▶ _The request_:
Output every entry exactly, from the first line to the last.

▶ _Supplied entries_:

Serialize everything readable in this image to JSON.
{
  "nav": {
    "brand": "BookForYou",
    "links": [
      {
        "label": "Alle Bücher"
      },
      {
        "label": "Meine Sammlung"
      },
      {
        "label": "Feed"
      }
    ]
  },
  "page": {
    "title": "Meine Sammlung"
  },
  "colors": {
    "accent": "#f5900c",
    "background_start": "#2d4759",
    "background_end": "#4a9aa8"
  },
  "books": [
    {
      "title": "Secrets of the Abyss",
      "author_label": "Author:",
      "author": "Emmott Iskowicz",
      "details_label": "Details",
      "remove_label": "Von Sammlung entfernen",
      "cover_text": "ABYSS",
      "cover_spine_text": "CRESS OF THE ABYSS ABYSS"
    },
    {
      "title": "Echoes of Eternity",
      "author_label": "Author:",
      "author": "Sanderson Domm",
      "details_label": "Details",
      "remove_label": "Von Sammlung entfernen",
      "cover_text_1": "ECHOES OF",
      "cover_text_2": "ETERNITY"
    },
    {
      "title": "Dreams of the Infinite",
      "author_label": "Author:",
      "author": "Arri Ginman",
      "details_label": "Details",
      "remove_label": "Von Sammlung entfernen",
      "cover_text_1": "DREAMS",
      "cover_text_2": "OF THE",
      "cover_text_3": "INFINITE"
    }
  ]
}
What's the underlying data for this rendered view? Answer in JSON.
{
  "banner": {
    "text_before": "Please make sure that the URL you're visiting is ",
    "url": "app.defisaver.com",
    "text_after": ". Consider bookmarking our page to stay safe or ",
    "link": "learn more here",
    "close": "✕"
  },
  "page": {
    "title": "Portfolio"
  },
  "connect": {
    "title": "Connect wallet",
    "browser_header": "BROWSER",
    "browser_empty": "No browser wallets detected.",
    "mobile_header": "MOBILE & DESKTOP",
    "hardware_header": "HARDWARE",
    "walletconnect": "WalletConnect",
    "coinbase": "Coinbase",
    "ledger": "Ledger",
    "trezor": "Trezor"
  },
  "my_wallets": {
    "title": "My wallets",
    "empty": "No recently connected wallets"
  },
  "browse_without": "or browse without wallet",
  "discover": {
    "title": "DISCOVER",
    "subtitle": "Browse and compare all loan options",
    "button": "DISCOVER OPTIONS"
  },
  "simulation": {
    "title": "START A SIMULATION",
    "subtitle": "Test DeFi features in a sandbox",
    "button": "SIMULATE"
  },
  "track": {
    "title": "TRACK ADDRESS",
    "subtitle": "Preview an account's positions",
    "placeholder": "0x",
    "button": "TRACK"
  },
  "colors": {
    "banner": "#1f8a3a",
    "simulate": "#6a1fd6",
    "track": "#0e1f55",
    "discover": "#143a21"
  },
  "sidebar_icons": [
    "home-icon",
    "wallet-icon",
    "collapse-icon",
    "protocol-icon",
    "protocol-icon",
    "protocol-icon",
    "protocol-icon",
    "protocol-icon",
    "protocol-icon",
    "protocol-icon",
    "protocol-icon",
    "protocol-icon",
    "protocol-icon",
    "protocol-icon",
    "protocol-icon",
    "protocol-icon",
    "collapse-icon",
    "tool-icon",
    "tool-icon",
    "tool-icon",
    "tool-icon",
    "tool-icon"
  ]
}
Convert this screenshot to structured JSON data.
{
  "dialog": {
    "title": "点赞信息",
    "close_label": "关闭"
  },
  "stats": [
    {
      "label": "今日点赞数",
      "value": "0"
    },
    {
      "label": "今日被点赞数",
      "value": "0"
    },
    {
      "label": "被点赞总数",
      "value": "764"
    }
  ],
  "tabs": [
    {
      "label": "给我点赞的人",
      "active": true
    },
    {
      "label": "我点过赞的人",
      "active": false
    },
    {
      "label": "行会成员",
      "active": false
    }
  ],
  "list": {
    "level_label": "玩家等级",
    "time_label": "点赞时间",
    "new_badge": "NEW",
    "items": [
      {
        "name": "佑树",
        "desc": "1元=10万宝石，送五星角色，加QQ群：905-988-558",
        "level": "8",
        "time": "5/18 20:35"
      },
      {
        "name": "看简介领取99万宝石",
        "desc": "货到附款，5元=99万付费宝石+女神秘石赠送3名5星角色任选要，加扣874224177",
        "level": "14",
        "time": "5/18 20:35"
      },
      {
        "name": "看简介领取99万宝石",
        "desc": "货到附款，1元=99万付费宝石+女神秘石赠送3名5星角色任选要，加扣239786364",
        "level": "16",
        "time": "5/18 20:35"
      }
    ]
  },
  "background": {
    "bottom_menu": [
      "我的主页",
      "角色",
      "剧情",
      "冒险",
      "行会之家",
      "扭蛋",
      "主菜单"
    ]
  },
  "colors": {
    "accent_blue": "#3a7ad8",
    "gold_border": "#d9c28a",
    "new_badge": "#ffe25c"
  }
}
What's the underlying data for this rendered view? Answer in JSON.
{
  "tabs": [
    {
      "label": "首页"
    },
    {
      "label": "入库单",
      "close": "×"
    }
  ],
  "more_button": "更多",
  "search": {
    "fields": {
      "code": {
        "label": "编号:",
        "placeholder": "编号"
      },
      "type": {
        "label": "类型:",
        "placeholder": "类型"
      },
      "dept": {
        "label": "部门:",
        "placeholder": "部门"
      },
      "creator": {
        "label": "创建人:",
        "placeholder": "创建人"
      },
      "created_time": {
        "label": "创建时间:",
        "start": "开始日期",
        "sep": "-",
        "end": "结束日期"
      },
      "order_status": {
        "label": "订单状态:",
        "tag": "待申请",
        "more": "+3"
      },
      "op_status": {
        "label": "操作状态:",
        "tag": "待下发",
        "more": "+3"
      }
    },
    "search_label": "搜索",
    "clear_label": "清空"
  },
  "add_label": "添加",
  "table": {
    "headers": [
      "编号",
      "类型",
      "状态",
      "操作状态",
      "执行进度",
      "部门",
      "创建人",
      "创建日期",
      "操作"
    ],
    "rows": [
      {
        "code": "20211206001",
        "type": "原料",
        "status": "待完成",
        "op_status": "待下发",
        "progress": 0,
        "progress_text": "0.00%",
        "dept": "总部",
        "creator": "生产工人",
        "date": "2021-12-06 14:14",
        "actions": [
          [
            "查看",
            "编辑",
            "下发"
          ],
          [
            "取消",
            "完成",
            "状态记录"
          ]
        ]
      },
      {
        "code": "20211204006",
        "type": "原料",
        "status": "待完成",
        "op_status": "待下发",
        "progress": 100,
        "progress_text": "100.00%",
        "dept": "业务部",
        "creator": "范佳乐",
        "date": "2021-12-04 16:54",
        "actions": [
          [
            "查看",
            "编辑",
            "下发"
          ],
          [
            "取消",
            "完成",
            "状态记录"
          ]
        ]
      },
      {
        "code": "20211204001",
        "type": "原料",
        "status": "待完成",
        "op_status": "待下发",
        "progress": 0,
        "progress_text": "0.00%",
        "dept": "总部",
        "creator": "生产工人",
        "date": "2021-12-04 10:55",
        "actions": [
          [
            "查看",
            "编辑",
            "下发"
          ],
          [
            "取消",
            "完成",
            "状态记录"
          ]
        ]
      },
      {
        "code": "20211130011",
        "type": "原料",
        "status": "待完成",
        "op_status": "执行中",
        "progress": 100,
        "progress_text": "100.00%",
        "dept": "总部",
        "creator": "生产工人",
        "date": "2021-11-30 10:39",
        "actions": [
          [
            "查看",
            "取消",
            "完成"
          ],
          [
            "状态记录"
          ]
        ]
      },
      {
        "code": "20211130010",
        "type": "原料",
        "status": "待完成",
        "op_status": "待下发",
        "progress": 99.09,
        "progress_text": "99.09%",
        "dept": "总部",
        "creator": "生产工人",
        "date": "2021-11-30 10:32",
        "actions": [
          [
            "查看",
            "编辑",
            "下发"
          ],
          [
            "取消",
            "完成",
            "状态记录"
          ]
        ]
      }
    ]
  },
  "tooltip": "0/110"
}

▶ _Task solution_:
Serialize everything readable in this image to JSON.
{
  "nav": {
    "brand": "BookForYou",
    "links": [
      {
        "label": "Alle Bücher"
      },
      {
        "label": "Meine Sammlung"
      },
      {
        "label": "Feed"
      }
    ]
  },
  "page": {
    "title": "Meine Sammlung"
  },
  "colors": {
    "accent": "#f5900c",
    "background_start": "#2d4759",
    "background_end": "#4a9aa8"
  },
  "books": [
    {
      "title": "Secrets of the Abyss",
      "author_label": "Author:",
      "author": "Emmott Iskowicz",
      "details_label": "Details",
      "remove_label": "Von Sammlung entfernen",
      "cover_text": "ABYSS",
      "cover_spine_text": "CRESS OF THE ABYSS ABYSS"
    },
    {
      "title": "Echoes of Eternity",
      "author_label": "Author:",
      "author": "Sanderson Domm",
      "details_label": "Details",
      "remove_label": "Von Sammlung entfernen",
      "cover_text_1": "ECHOES OF",
      "cover_text_2": "ETERNITY"
    },
    {
      "title": "Dreams of the Infinite",
      "author_label": "Author:",
      "author": "Arri Ginman",
      "details_label": "Details",
      "remove_label": "Von Sammlung entfernen",
      "cover_text_1": "DREAMS",
      "cover_text_2": "OF THE",
      "cover_text_3": "INFINITE"
    }
  ]
}
What's the underlying data for this rendered view? Answer in JSON.
{
  "banner": {
    "text_before": "Please make sure that the URL you're visiting is ",
    "url": "app.defisaver.com",
    "text_after": ". Consider bookmarking our page to stay safe or ",
    "link": "learn more here",
    "close": "✕"
  },
  "page": {
    "title": "Portfolio"
  },
  "connect": {
    "title": "Connect wallet",
    "browser_header": "BROWSER",
    "browser_empty": "No browser wallets detected.",
    "mobile_header": "MOBILE & DESKTOP",
    "hardware_header": "HARDWARE",
    "walletconnect": "WalletConnect",
    "coinbase": "Coinbase",
    "ledger": "Ledger",
    "trezor": "Trezor"
  },
  "my_wallets": {
    "title": "My wallets",
    "empty": "No recently connected wallets"
  },
  "browse_without": "or browse without wallet",
  "discover": {
    "title": "DISCOVER",
    "subtitle": "Browse and compare all loan options",
    "button": "DISCOVER OPTIONS"
  },
  "simulation": {
    "title": "START A SIMULATION",
    "subtitle": "Test DeFi features in a sandbox",
    "button": "SIMULATE"
  },
  "track": {
    "title": "TRACK ADDRESS",
    "subtitle": "Preview an account's positions",
    "placeholder": "0x",
    "button": "TRACK"
  },
  "colors": {
    "banner": "#1f8a3a",
    "simulate": "#6a1fd6",
    "track": "#0e1f55",
    "discover": "#143a21"
  },
  "sidebar_icons": [
    "home-icon",
    "wallet-icon",
    "collapse-icon",
    "protocol-icon",
    "protocol-icon",
    "protocol-icon",
    "protocol-icon",
    "protocol-icon",
    "protocol-icon",
    "protocol-icon",
    "protocol-icon",
    "protocol-icon",
    "protocol-icon",
    "protocol-icon",
    "protocol-icon",
    "protocol-icon",
    "collapse-icon",
    "tool-icon",
    "tool-icon",
    "tool-icon",
    "tool-icon",
    "tool-icon"
  ]
}
Convert this screenshot to structured JSON data.
{
  "dialog": {
    "title": "点赞信息",
    "close_label": "关闭"
  },
  "stats": [
    {
      "label": "今日点赞数",
      "value": "0"
    },
    {
      "label": "今日被点赞数",
      "value": "0"
    },
    {
      "label": "被点赞总数",
      "value": "764"
    }
  ],
  "tabs": [
    {
      "label": "给我点赞的人",
      "active": true
    },
    {
      "label": "我点过赞的人",
      "active": false
    },
    {
      "label": "行会成员",
      "active": false
    }
  ],
  "list": {
    "level_label": "玩家等级",
    "time_label": "点赞时间",
    "new_badge": "NEW",
    "items": [
      {
        "name": "佑树",
        "desc": "1元=10万宝石，送五星角色，加QQ群：905-988-558",
        "level": "8",
        "time": "5/18 20:35"
      },
      {
        "name": "看简介领取99万宝石",
        "desc": "货到附款，5元=99万付费宝石+女神秘石赠送3名5星角色任选要，加扣874224177",
        "level": "14",
        "time": "5/18 20:35"
      },
      {
        "name": "看简介领取99万宝石",
        "desc": "货到附款，1元=99万付费宝石+女神秘石赠送3名5星角色任选要，加扣239786364",
        "level": "16",
        "time": "5/18 20:35"
      }
    ]
  },
  "background": {
    "bottom_menu": [
      "我的主页",
      "角色",
      "剧情",
      "冒险",
      "行会之家",
      "扭蛋",
      "主菜单"
    ]
  },
  "colors": {
    "accent_blue": "#3a7ad8",
    "gold_border": "#d9c28a",
    "new_badge": "#ffe25c"
  }
}
What's the underlying data for this rendered view? Answer in JSON.
{
  "tabs": [
    {
      "label": "首页"
    },
    {
      "label": "入库单",
      "close": "×"
    }
  ],
  "more_button": "更多",
  "search": {
    "fields": {
      "code": {
        "label": "编号:",
        "placeholder": "编号"
      },
      "type": {
        "label": "类型:",
        "placeholder": "类型"
      },
      "dept": {
        "label": "部门:",
        "placeholder": "部门"
      },
      "creator": {
        "label": "创建人:",
        "placeholder": "创建人"
      },
      "created_time": {
        "label": "创建时间:",
        "start": "开始日期",
        "sep": "-",
        "end": "结束日期"
      },
      "order_status": {
        "label": "订单状态:",
        "tag": "待申请",
        "more": "+3"
      },
      "op_status": {
        "label": "操作状态:",
        "tag": "待下发",
        "more": "+3"
      }
    },
    "search_label": "搜索",
    "clear_label": "清空"
  },
  "add_label": "添加",
  "table": {
    "headers": [
      "编号",
      "类型",
      "状态",
      "操作状态",
      "执行进度",
      "部门",
      "创建人",
      "创建日期",
      "操作"
    ],
    "rows": [
      {
        "code": "20211206001",
        "type": "原料",
        "status": "待完成",
        "op_status": "待下发",
        "progress": 0,
        "progress_text": "0.00%",
        "dept": "总部",
        "creator": "生产工人",
        "date": "2021-12-06 14:14",
        "actions": [
          [
            "查看",
            "编辑",
            "下发"
          ],
          [
            "取消",
            "完成",
            "状态记录"
          ]
        ]
      },
      {
        "code": "20211204006",
        "type": "原料",
        "status": "待完成",
        "op_status": "待下发",
        "progress": 100,
        "progress_text": "100.00%",
        "dept": "业务部",
        "creator": "范佳乐",
        "date": "2021-12-04 16:54",
        "actions": [
          [
            "查看",
            "编辑",
            "下发"
          ],
          [
            "取消",
            "完成",
            "状态记录"
          ]
        ]
      },
      {
        "code": "20211204001",
        "type": "原料",
        "status": "待完成",
        "op_status": "待下发",
        "progress": 0,
        "progress_text": "0.00%",
        "dept": "总部",
        "creator": "生产工人",
        "date": "2021-12-04 10:55",
        "actions": [
          [
            "查看",
            "编辑",
            "下发"
          ],
          [
            "取消",
            "完成",
            "状态记录"
          ]
        ]
      },
      {
        "code": "20211130011",
        "type": "原料",
        "status": "待完成",
        "op_status": "执行中",
        "progress": 100,
        "progress_text": "100.00%",
        "dept": "总部",
        "creator": "生产工人",
        "date": "2021-11-30 10:39",
        "actions": [
          [
            "查看",
            "取消",
            "完成"
          ],
          [
            "状态记录"
          ]
        ]
      },
      {
        "code": "20211130010",
        "type": "原料",
        "status": "待完成",
        "op_status": "待下发",
        "progress": 99.09,
        "progress_text": "99.09%",
        "dept": "总部",
        "creator": "生产工人",
        "date": "2021-11-30 10:32",
        "actions": [
          [
            "查看",
            "编辑",
            "下发"
          ],
          [
            "取消",
            "完成",
            "状态记录"
          ]
        ]
      }
    ]
  },
  "tooltip": "0/110"
}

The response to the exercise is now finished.